### Given request
Restate the full set of records exactly, word for word.

═══ Data shown

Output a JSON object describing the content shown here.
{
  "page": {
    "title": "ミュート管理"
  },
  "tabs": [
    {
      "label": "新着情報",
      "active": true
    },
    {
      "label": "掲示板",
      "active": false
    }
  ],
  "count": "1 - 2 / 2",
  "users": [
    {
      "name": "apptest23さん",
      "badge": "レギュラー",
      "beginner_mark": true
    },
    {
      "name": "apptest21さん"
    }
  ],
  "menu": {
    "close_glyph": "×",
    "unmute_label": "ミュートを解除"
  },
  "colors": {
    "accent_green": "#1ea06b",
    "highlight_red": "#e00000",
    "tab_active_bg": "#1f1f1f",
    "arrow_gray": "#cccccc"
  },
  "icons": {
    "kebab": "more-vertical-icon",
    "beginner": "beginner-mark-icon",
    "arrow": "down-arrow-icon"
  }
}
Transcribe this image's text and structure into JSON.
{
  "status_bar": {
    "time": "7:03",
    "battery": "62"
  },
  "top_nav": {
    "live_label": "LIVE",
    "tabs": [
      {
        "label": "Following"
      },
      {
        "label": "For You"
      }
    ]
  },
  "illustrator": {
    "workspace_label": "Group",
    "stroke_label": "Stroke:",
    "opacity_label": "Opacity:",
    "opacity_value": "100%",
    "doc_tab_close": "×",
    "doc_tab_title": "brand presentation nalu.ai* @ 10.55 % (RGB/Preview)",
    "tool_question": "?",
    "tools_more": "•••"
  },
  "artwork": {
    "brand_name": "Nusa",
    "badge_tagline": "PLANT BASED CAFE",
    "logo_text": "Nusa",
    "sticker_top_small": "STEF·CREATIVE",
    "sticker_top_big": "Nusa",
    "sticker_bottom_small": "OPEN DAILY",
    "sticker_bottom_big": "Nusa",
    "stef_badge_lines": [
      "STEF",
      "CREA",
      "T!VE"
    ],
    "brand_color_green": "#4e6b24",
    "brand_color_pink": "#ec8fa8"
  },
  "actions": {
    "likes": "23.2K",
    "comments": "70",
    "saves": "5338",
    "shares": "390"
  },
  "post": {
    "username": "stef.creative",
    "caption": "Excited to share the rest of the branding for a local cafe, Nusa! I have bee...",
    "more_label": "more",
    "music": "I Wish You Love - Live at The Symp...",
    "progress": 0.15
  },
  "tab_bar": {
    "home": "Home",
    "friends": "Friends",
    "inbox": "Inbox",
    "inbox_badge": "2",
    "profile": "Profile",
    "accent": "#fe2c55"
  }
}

══════

### Answer to this problem
Output a JSON object describing the content shown here.
{
  "page": {
    "title": "ミュート管理"
  },
  "tabs": [
    {
      "label": "新着情報",
      "active": true
    },
    {
      "label": "掲示板",
      "active": false
    }
  ],
  "count": "1 - 2 / 2",
  "users": [
    {
      "name": "apptest23さん",
      "badge": "レギュラー",
      "beginner_mark": true
    },
    {
      "name": "apptest21さん"
    }
  ],
  "menu": {
    "close_glyph": "×",
    "unmute_label": "ミュートを解除"
  },
  "colors": {
    "accent_green": "#1ea06b",
    "highlight_red": "#e00000",
    "tab_active_bg": "#1f1f1f",
    "arrow_gray": "#cccccc"
  },
  "icons": {
    "kebab": "more-vertical-icon",
    "beginner": "beginner-mark-icon",
    "arrow": "down-arrow-icon"
  }
}
Transcribe this image's text and structure into JSON.
{
  "status_bar": {
    "time": "7:03",
    "battery": "62"
  },
  "top_nav": {
    "live_label": "LIVE",
    "tabs": [
      {
        "label": "Following"
      },
      {
        "label": "For You"
      }
    ]
  },
  "illustrator": {
    "workspace_label": "Group",
    "stroke_label": "Stroke:",
    "opacity_label": "Opacity:",
    "opacity_value": "100%",
    "doc_tab_close": "×",
    "doc_tab_title": "brand presentation nalu.ai* @ 10.55 % (RGB/Preview)",
    "tool_question": "?",
    "tools_more": "•••"
  },
  "artwork": {
    "brand_name": "Nusa",
    "badge_tagline": "PLANT BASED CAFE",
    "logo_text": "Nusa",
    "sticker_top_small": "STEF·CREATIVE",
    "sticker_top_big": "Nusa",
    "sticker_bottom_small": "OPEN DAILY",
    "sticker_bottom_big": "Nusa",
    "stef_badge_lines": [
      "STEF",
      "CREA",
      "T!VE"
    ],
    "brand_color_green": "#4e6b24",
    "brand_color_pink": "#ec8fa8"
  },
  "actions": {
    "likes": "23.2K",
    "comments": "70",
    "saves": "5338",
    "shares": "390"
  },
  "post": {
    "username": "stef.creative",
    "caption": "Excited to share the rest of the branding for a local cafe, Nusa! I have bee...",
    "more_label": "more",
    "music": "I Wish You Love - Live at The Symp...",
    "progress": 0.15
  },
  "tab_bar": {
    "home": "Home",
    "friends": "Friends",
    "inbox": "Inbox",
    "inbox_badge": "2",
    "profile": "Profile",
    "accent": "#fe2c55"
  }
}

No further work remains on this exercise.